- [Short problem]:
Check every line below for the word "Providers" and show those that hold it.
========================================
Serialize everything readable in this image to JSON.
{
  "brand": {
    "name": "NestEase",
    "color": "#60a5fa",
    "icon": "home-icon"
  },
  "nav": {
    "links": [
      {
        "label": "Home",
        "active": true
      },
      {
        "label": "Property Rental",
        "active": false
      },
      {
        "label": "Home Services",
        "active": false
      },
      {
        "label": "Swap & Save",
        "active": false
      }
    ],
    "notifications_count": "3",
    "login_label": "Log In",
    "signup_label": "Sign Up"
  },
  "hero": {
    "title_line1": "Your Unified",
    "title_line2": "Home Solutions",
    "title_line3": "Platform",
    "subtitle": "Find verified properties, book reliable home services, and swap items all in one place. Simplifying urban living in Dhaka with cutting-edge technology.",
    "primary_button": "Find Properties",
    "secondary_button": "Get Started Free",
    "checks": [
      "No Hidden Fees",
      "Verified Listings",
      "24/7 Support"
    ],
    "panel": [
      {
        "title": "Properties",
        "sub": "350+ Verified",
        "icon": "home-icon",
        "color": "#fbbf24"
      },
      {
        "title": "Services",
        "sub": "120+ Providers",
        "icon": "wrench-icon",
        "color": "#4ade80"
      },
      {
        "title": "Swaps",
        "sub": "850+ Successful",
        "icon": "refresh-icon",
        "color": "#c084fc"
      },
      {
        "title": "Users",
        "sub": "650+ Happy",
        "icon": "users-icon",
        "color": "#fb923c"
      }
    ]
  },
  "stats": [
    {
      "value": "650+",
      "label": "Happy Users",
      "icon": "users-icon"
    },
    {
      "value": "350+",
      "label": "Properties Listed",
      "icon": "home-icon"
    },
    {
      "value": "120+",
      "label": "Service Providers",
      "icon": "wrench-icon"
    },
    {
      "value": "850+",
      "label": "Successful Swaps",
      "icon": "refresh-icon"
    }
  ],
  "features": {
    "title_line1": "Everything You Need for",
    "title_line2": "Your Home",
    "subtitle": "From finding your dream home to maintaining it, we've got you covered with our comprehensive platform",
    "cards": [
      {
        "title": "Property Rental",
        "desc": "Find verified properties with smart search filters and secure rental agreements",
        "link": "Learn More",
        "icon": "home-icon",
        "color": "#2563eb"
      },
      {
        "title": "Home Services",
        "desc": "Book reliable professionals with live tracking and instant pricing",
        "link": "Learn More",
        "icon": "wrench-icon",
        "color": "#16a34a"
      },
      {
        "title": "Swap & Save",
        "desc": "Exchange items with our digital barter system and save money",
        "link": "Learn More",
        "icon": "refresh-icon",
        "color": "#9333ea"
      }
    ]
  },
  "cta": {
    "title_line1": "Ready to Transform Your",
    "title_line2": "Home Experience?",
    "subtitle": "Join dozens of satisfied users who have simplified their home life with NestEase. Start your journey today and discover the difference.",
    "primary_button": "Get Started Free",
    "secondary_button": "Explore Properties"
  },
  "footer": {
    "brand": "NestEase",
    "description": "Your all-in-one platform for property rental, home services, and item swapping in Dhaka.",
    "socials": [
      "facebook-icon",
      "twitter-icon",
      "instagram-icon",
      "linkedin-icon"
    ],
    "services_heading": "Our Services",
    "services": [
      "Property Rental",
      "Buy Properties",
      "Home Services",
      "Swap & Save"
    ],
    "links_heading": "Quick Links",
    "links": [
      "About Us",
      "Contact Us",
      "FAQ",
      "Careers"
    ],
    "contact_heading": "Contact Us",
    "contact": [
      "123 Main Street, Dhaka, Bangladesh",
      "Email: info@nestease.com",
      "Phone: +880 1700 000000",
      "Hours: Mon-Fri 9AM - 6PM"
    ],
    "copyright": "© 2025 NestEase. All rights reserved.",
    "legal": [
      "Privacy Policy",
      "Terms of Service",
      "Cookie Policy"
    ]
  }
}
========================================
- [Finished exercise]:
        "sub": "120+ Providers",
      "label": "Service Providers",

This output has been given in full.